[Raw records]

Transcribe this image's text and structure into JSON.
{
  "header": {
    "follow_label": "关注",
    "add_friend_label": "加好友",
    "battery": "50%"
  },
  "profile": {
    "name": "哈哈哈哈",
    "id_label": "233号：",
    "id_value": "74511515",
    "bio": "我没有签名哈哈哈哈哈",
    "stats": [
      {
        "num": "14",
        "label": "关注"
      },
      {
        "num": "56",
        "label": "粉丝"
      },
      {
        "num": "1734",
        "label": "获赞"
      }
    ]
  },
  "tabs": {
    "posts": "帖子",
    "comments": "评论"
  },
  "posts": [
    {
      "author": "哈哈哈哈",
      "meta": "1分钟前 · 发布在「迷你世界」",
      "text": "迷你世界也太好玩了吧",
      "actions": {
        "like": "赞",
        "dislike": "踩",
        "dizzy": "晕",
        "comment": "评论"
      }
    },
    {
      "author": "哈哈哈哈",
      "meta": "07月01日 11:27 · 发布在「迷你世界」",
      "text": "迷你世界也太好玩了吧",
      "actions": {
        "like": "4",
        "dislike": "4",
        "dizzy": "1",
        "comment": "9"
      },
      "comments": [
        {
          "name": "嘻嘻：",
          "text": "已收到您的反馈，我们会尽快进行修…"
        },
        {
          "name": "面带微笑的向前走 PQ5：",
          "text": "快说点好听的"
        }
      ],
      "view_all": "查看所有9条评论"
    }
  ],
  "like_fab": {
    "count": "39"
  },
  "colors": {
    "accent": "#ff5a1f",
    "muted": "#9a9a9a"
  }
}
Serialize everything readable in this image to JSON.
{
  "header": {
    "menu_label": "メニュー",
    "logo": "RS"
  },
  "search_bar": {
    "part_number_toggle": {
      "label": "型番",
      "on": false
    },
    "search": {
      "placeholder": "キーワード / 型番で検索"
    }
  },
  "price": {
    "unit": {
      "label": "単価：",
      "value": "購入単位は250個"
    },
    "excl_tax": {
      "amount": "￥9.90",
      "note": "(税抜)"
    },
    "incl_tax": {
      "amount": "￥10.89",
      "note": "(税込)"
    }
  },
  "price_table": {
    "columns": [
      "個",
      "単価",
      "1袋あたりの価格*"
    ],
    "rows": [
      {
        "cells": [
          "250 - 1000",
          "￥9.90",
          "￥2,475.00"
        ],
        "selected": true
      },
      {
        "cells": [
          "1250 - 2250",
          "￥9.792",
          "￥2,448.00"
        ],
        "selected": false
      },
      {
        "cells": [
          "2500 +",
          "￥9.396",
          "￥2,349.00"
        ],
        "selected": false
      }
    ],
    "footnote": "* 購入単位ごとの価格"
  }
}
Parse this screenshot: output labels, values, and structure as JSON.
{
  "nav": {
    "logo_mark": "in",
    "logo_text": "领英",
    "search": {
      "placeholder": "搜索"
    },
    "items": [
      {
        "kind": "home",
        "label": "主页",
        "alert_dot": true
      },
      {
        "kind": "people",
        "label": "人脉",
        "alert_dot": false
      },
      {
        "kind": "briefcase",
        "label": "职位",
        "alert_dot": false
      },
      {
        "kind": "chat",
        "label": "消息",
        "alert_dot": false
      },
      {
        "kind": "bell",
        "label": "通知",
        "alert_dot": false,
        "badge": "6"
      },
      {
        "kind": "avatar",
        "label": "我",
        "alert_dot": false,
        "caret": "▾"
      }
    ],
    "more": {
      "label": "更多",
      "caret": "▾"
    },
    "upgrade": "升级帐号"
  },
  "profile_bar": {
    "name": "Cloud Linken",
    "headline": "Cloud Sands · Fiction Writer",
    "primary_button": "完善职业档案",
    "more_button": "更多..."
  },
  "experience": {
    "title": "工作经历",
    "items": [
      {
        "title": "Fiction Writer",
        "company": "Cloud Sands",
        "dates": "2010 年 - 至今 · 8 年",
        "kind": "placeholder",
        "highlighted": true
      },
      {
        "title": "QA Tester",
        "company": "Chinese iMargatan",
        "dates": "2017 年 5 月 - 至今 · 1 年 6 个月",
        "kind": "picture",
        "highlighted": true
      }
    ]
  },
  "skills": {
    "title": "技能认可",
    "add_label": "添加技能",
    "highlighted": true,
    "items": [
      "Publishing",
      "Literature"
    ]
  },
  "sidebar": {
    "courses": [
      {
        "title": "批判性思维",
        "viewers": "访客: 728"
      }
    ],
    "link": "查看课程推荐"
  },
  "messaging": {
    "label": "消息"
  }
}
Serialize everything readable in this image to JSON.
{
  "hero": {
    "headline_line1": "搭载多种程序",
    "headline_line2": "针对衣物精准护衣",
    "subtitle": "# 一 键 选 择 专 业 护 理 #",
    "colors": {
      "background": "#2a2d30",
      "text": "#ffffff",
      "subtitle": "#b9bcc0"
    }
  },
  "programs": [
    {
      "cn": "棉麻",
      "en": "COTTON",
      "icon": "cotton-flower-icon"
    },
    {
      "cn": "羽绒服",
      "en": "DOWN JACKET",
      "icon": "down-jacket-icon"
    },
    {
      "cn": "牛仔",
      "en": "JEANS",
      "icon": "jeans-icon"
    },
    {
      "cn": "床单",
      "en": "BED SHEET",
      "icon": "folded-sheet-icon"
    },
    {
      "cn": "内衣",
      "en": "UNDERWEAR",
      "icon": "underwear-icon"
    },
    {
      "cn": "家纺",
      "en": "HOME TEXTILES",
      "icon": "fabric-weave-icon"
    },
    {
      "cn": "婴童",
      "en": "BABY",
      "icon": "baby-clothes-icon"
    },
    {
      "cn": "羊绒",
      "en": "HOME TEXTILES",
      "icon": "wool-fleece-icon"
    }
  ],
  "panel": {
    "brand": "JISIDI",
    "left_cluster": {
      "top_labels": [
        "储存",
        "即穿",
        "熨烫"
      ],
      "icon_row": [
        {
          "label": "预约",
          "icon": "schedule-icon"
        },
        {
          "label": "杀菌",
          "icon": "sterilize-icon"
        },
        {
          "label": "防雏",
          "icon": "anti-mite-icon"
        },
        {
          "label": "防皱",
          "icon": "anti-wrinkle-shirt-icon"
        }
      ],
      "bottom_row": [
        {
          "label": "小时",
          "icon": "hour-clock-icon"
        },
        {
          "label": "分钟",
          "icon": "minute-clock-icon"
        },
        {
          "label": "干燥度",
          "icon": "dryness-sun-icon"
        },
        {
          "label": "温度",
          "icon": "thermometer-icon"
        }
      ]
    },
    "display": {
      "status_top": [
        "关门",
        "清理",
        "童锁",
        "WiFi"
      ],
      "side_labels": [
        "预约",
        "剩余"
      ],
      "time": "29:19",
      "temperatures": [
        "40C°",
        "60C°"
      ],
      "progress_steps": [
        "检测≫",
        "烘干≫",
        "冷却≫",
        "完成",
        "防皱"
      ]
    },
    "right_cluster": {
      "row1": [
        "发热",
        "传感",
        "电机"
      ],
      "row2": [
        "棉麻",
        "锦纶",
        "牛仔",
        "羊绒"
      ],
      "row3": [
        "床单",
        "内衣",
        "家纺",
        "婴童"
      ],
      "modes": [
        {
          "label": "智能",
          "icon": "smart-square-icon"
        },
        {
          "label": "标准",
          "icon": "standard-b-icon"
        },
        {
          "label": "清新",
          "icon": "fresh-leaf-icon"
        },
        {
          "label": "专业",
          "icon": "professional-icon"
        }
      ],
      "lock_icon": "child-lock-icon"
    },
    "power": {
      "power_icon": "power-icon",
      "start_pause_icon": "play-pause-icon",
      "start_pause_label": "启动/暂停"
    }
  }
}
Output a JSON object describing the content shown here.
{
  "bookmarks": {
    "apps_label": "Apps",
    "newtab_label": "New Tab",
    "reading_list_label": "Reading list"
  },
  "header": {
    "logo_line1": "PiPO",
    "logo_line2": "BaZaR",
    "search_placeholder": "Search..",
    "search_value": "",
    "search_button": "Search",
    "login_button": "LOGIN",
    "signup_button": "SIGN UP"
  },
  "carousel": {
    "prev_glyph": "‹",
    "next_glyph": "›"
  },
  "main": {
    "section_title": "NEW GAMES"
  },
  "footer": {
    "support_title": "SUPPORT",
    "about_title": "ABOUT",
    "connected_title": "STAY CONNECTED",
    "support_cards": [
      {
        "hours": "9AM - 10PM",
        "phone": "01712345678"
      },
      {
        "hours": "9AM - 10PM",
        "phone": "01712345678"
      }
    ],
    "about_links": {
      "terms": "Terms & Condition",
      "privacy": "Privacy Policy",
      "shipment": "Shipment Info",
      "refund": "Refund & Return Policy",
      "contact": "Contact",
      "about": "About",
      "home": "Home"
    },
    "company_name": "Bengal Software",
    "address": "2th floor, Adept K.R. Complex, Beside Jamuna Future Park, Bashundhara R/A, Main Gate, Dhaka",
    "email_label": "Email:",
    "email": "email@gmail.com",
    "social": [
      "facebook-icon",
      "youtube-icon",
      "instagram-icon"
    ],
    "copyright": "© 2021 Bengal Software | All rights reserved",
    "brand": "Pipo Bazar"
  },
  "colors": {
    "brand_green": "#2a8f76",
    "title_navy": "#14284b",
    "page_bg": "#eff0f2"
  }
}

» Exercise brief: All lines from the one with "Output a JSON" through the final line above are to be quoted exactly; quote no other line.

» The completed task:
Output a JSON object describing the content shown here.
{
  "bookmarks": {
    "apps_label": "Apps",
    "newtab_label": "New Tab",
    "reading_list_label": "Reading list"
  },
  "header": {
    "logo_line1": "PiPO",
    "logo_line2": "BaZaR",
    "search_placeholder": "Search..",
    "search_value": "",
    "search_button": "Search",
    "login_button": "LOGIN",
    "signup_button": "SIGN UP"
  },
  "carousel": {
    "prev_glyph": "‹",
    "next_glyph": "›"
  },
  "main": {
    "section_title": "NEW GAMES"
  },
  "footer": {
    "support_title": "SUPPORT",
    "about_title": "ABOUT",
    "connected_title": "STAY CONNECTED",
    "support_cards": [
      {
        "hours": "9AM - 10PM",
        "phone": "01712345678"
      },
      {
        "hours": "9AM - 10PM",
        "phone": "01712345678"
      }
    ],
    "about_links": {
      "terms": "Terms & Condition",
      "privacy": "Privacy Policy",
      "shipment": "Shipment Info",
      "refund": "Refund & Return Policy",
      "contact": "Contact",
      "about": "About",
      "home": "Home"
    },
    "company_name": "Bengal Software",
    "address": "2th floor, Adept K.R. Complex, Beside Jamuna Future Park, Bashundhara R/A, Main Gate, Dhaka",
    "email_label": "Email:",
    "email": "email@gmail.com",
    "social": [
      "facebook-icon",
      "youtube-icon",
      "instagram-icon"
    ],
    "copyright": "© 2021 Bengal Software | All rights reserved",
    "brand": "Pipo Bazar"
  },
  "colors": {
    "brand_green": "#2a8f76",
    "title_navy": "#14284b",
    "page_bg": "#eff0f2"
  }
}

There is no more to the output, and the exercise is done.